ASSIGNED TASK 1 | In the aprotinin article, in what year was aprotinin approved in the United States for high-risk patients undergoing coronary artery bypass graft surgery?
ASSIGNED TASK 2 | Continue the aprotinin article from its final sentence.

PROVIDED TEXT |
=== Section Start ===
Aprotinin is a naturally occurring protein that functions as an enzyme inhibitor. Discovered in 1930, it was initially identified as a kallikrein inactivator in bovine lymph nodes and later as a trypsin inhibitor in bovine pancreas. Also known as bovine pancreatic trypsin inhibitor (BPTI), it is found in various bovine tissues, including the lungs, from which it was purified in 1964. Aprotinin plays a role in regulating enzymatic activity.
What are Proteases and Protease Inhibitors
Proteases are enzymes that break down proteins into smaller polypeptides or individual amino acids through a process called hydrolysis. These enzymes are involved in numerous biological pathways throughout the body. For instance, they play roles in the digestion of ingested proteins, the breakdown of old proteins (catabolism), and various cell signaling processes. Proteases are also involved in highly regulated cascades, such as the blood-clotting system and immune responses.
Protease inhibitors, also known as antiproteases, are molecules that counteract the activity of proteases. They function by blocking the active site of proteases, thereby preventing them from cleaving peptide bonds. Many naturally occurring protease inhibitors are proteins themselves, acting as a regulatory mechanism within the body. These inhibitors can bind to proteases either reversibly or irreversibly, depending on their specific mechanism.
Aprotinin’s Mechanism of Action
Aprotinin specifically functions as a competitive inhibitor of several serine proteases. It works by forming a stable, reversible complex with the active site of these enzymes, thus preventing them from performing their usual protein-cleaving actions. This inhibitory action extends to a range of serine proteases, including trypsin, chymotrypsin, and plasmin, at 125,000 kallikrein inactivator units per milliliter (KIU/mL).
Aprotinin more strongly inhibits kallikrein. This inhibition reduces factor XIIa formation, which in turn inhibits the intrinsic pathway of coagulation. Aprotinin also directly slows down fibrinolysis, the process responsible for breaking down blood clots, through its action on plasmin. Beyond its effects on coagulation, aprotinin modulates systemic inflammatory responses by attenuating pro-inflammatory cytokine release and maintaining glycoprotein homeostasis.
Historical and Current Medical Uses
Aprotinin was initially used in the treatment of acute pancreatitis, a condition where the pancreas is thought to be damaged by its own enzymes. Its application in major surgery began in the 1960s, primarily to reduce blood loss and the need for blood transfusions. It was particularly used during complex procedures like heart and liver surgery, where significant blood loss is a concern.
Its main benefit in these surgical contexts was to slow down fibrinolysis, the process that dissolves blood clots, which helped reduce blood loss. Aprotinin was approved in the United States in 1993 for use in high-risk patients undergoing coronary artery bypass graft (CABG) surgery. Following safety concerns and withdrawal, aprotinin’s use is now limited to specific high-risk scenarios, such as isolated coronary artery bypass graft surgery for patients with substantial risk of major blood loss.
=== Section End ===
RECORDS PROVIDED |
=== Section Start ===
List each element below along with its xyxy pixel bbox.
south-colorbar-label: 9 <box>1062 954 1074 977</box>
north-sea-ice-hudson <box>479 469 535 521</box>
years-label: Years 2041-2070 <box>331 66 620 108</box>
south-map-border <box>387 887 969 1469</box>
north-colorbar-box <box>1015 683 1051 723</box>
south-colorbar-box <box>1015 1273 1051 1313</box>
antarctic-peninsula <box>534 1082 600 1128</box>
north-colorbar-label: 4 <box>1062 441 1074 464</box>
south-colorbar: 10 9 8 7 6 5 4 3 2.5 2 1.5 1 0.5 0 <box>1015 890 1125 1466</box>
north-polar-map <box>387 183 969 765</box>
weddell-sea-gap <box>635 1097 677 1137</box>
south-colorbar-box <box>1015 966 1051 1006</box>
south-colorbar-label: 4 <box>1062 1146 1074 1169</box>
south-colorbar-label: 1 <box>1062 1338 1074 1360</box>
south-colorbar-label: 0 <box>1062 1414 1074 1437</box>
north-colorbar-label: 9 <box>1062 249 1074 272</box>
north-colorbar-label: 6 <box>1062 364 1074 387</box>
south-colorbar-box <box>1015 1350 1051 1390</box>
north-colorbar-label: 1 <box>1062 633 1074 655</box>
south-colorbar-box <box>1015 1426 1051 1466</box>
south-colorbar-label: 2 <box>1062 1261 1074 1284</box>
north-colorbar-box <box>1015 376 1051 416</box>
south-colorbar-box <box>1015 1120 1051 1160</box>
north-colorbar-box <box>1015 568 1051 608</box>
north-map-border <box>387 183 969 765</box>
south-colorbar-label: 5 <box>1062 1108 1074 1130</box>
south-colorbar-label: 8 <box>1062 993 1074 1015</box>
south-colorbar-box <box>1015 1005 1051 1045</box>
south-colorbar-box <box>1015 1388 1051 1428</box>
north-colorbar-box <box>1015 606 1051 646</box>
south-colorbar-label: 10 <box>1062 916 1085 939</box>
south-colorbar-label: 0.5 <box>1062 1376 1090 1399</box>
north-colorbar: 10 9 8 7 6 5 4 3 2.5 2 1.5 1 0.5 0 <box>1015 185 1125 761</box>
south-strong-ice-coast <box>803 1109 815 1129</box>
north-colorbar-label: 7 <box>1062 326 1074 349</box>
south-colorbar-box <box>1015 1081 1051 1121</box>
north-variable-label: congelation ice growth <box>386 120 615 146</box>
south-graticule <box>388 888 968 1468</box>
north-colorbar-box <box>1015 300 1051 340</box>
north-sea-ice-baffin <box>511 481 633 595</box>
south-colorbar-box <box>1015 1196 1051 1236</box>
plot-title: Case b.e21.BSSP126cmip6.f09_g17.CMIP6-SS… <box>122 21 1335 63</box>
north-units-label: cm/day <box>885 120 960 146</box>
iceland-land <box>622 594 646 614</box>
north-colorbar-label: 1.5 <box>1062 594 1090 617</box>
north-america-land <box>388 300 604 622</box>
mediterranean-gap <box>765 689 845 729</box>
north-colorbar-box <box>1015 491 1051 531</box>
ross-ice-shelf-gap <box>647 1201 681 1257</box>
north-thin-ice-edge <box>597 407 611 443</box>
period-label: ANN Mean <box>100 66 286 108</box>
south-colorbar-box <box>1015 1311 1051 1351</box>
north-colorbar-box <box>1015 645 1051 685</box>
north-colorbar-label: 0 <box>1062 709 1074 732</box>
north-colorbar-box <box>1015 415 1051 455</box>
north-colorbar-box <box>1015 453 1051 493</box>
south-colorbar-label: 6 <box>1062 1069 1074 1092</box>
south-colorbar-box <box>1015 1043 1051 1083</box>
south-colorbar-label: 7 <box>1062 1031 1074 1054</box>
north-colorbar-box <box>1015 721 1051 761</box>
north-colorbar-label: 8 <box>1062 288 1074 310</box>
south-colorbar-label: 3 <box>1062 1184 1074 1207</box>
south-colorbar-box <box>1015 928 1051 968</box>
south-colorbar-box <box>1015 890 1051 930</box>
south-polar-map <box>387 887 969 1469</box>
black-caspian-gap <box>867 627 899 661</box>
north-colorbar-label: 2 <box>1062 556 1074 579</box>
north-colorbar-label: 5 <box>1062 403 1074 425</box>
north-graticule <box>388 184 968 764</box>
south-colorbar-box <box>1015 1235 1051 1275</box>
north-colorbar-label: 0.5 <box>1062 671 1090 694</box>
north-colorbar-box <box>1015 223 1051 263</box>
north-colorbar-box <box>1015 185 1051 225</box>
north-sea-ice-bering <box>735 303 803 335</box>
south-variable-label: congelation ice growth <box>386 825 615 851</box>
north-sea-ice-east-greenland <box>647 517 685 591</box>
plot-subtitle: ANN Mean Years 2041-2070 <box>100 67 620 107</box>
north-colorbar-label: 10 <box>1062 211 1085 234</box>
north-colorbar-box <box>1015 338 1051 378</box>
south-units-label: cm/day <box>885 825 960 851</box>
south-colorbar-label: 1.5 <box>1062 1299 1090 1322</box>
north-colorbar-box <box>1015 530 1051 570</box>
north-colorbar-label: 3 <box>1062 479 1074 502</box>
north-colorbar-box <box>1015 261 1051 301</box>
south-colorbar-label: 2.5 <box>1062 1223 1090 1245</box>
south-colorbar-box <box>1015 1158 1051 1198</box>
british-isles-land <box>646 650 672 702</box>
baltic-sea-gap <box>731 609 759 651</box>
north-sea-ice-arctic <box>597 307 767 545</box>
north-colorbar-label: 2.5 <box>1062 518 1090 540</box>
=== Section End ===
YOUR RESPONSE 1 | 1993

YOUR RESPONSE 2 |
Safety Concerns and Withdrawal
Safety concerns emerged regarding aprotinin, leading to its withdrawal from the market in many countries. Observational studies in 2006 indicated that aprotinin use was associated with serious adverse events. These findings suggested an increased risk of perioperative renal dysfunction and failure requiring dialysis in patients undergoing coronary artery surgeries.
Further studies indicated an increased risk of myocardial infarction or heart failure. There was also an increased risk of stroke or encephalopathy. In October 2007, a large randomized controlled trial, the Blood Conservation Using Antifibrinolytics in a Randomized Trial (BART), was stopped early due to preliminary analysis showing a trend towards increased all-cause 30-day mortality in patients receiving aprotinin. This led to the manufacturer temporarily suspending marketing and shipment of the drug worldwide.
Modern Alternatives and Future Outlook
Following aprotinin’s withdrawal, alternative antifibrinolytic agents largely replaced its use for blood conservation during surgery. These alternatives include tranexamic acid and aminocaproic acid, which have been shown to be effective in reducing the need for blood transfusions. Neither tranexamic acid nor aminocaproic acid has been associated with the increased risks of renal, cardiac, or cerebral events linked to aprotinin.
Aprotinin’s current regulatory status is highly restricted. While it was removed from the worldwide market in 2007, its marketing in Canada and Europe was permitted again in 2011 after re-evaluation of the BART study data. However, its use is now limited to adult patients undergoing isolated coronary artery bypass graft surgery who are at high risk of major blood loss. Aprotinin remains unavailable for use in the United States.